### PROMPT
Take every line where the string "breaking" appears and copy it.
-- START OF SUPPLIED ENTRIES --
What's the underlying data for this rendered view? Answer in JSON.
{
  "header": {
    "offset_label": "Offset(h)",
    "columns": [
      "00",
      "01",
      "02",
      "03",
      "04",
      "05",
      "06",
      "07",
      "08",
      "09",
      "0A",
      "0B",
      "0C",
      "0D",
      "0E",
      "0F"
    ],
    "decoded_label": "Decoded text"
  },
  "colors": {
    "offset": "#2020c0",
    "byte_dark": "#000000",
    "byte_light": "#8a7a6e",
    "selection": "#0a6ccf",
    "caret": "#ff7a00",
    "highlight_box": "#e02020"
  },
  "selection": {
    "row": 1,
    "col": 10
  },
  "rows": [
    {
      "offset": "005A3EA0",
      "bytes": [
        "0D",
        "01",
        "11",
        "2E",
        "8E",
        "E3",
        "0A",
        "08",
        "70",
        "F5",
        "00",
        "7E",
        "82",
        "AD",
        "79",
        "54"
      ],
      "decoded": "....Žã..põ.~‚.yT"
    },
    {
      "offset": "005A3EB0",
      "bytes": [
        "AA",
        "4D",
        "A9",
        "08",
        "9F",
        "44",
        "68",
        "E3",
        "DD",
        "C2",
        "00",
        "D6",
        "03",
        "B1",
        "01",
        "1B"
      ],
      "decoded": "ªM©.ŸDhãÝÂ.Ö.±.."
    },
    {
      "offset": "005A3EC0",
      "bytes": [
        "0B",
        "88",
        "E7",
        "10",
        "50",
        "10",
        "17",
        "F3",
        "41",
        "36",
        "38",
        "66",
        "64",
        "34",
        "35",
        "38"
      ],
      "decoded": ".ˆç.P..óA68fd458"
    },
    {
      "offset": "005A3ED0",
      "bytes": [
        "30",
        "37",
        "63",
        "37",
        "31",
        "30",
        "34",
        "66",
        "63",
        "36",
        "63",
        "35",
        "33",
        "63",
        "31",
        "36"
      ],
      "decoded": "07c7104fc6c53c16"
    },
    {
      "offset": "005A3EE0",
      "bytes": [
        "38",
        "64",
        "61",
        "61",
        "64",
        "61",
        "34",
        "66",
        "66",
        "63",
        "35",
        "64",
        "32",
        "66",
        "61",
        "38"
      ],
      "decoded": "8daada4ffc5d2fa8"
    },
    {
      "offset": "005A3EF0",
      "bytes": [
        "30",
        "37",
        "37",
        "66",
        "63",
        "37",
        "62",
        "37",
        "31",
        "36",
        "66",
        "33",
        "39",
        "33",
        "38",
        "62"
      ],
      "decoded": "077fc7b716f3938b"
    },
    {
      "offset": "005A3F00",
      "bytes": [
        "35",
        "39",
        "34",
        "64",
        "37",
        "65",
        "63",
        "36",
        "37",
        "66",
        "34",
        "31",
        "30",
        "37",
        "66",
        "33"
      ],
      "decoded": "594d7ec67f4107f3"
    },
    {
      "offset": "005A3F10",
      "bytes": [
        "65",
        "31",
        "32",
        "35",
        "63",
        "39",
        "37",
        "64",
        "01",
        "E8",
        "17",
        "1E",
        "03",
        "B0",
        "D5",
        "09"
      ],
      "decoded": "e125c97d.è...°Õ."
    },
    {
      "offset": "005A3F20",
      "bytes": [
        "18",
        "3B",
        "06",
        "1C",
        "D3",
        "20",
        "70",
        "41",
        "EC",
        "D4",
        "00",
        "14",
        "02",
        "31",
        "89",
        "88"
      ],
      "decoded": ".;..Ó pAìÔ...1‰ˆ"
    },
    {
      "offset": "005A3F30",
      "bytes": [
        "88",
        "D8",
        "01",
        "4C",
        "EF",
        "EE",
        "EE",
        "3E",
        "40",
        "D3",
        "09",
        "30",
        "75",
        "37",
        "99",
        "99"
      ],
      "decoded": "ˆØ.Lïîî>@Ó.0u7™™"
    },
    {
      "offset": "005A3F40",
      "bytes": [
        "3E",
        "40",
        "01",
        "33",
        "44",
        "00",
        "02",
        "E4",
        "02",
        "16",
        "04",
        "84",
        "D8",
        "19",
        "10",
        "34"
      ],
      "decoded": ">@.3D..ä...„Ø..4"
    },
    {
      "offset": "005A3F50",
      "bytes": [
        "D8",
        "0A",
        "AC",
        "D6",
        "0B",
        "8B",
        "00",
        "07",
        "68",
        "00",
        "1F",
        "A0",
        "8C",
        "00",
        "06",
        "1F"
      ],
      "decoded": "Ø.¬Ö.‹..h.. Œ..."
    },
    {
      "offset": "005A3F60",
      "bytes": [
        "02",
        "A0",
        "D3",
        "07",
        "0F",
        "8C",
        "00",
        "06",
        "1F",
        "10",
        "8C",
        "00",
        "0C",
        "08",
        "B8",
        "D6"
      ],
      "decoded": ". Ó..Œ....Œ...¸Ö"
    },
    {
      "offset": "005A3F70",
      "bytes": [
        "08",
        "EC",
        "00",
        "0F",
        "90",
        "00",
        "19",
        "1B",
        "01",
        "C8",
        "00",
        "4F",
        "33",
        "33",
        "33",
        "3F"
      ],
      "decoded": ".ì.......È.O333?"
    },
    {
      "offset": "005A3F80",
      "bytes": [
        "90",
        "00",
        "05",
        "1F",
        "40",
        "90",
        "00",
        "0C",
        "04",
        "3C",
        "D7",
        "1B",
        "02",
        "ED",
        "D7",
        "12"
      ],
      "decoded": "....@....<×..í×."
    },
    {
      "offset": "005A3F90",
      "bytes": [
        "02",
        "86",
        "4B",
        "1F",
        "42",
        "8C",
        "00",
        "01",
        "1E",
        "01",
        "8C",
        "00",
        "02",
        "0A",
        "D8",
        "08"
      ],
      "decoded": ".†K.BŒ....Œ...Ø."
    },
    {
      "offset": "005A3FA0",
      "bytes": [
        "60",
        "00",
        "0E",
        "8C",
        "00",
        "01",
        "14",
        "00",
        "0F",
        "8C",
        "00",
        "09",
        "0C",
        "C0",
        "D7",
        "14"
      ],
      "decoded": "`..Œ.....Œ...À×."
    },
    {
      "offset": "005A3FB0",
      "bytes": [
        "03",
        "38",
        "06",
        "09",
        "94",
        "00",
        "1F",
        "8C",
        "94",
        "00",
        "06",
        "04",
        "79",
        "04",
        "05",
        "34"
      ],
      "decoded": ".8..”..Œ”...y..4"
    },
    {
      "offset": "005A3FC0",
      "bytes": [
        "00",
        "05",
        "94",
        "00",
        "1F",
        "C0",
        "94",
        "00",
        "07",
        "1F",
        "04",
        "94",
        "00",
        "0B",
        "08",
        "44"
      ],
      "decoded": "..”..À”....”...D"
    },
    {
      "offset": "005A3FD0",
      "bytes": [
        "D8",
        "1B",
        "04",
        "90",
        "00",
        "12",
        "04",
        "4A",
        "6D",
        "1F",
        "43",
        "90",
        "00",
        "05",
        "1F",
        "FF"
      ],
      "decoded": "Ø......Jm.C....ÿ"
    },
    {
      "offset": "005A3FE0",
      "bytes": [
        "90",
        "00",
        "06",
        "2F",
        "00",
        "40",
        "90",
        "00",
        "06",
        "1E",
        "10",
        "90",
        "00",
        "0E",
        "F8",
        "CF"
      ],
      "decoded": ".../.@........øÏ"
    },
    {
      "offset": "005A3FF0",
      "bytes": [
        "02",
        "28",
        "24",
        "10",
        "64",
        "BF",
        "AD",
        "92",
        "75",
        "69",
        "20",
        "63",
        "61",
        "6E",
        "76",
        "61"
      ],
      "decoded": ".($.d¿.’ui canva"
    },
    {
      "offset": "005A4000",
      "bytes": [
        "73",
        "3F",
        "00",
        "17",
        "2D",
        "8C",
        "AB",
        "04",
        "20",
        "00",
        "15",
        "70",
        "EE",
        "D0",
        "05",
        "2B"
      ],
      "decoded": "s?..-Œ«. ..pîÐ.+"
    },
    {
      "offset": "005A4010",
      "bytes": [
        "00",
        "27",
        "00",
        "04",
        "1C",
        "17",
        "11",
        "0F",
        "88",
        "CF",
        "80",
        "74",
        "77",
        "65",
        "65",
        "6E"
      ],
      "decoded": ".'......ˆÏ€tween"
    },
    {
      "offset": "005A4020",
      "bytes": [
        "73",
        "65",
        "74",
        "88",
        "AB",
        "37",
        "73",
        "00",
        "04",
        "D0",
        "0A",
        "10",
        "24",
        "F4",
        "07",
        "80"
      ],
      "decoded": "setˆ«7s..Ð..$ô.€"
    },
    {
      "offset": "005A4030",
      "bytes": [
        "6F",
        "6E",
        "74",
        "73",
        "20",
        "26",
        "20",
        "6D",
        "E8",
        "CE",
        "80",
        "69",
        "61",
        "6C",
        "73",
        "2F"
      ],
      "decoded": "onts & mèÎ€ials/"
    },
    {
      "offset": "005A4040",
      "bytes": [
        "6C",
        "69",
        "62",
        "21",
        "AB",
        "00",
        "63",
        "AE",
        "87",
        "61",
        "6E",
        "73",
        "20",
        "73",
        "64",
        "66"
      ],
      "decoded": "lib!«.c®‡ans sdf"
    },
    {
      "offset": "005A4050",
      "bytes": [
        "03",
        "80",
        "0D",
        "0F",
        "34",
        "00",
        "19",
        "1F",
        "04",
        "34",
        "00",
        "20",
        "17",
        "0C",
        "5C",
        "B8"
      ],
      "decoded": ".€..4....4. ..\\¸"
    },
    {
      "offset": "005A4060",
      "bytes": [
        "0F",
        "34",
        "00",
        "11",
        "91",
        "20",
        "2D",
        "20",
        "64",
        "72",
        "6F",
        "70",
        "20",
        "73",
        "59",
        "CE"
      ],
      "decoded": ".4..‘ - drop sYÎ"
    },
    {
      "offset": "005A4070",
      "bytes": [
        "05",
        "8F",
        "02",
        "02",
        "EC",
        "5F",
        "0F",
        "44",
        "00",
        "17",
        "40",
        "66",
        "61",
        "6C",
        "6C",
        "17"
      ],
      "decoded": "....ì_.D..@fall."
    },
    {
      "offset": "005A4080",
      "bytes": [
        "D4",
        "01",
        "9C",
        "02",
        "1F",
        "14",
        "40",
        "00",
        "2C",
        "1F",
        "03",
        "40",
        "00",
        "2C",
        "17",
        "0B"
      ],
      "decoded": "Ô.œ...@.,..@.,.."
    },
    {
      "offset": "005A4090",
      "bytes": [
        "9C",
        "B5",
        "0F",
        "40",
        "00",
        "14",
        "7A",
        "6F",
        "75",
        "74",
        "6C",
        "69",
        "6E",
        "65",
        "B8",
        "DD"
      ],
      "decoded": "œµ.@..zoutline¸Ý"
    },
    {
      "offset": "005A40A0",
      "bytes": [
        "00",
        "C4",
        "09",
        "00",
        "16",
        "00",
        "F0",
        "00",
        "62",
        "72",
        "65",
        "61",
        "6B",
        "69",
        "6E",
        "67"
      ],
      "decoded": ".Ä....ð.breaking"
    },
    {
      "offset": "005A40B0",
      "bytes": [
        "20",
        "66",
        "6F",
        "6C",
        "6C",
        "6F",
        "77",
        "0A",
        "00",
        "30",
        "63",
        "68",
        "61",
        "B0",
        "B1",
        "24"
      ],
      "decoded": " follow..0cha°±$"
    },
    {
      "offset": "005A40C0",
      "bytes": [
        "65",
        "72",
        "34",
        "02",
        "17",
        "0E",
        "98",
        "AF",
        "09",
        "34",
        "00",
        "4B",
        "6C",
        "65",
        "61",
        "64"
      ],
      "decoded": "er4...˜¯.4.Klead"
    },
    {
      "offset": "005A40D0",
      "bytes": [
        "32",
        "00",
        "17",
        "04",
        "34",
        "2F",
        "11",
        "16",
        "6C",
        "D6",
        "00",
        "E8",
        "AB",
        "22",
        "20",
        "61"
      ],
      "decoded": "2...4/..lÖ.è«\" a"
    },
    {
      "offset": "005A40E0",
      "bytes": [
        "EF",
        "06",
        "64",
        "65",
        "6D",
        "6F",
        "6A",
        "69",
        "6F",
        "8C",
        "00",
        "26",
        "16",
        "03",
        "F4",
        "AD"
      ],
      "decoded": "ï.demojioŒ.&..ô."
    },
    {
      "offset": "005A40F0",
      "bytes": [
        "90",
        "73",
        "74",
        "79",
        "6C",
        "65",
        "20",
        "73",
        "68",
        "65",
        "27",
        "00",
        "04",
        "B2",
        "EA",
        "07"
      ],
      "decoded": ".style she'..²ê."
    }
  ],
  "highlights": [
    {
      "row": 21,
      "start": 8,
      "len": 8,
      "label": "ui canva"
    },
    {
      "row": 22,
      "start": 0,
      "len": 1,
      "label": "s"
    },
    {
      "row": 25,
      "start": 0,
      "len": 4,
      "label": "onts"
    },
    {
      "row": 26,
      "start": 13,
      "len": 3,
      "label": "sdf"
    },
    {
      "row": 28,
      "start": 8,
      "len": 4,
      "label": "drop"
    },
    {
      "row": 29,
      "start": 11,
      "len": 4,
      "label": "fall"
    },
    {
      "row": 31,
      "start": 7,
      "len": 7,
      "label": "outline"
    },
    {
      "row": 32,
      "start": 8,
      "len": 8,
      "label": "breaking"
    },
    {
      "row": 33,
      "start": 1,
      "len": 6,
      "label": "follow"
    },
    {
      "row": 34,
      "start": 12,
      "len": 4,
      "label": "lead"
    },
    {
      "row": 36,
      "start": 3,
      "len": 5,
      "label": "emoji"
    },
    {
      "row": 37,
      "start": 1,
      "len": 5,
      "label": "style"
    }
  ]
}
-- END OF SUPPLIED ENTRIES --
### EXERCISE OUTPUT
      "decoded": ".Ä....ð.breaking"
      "label": "breaking"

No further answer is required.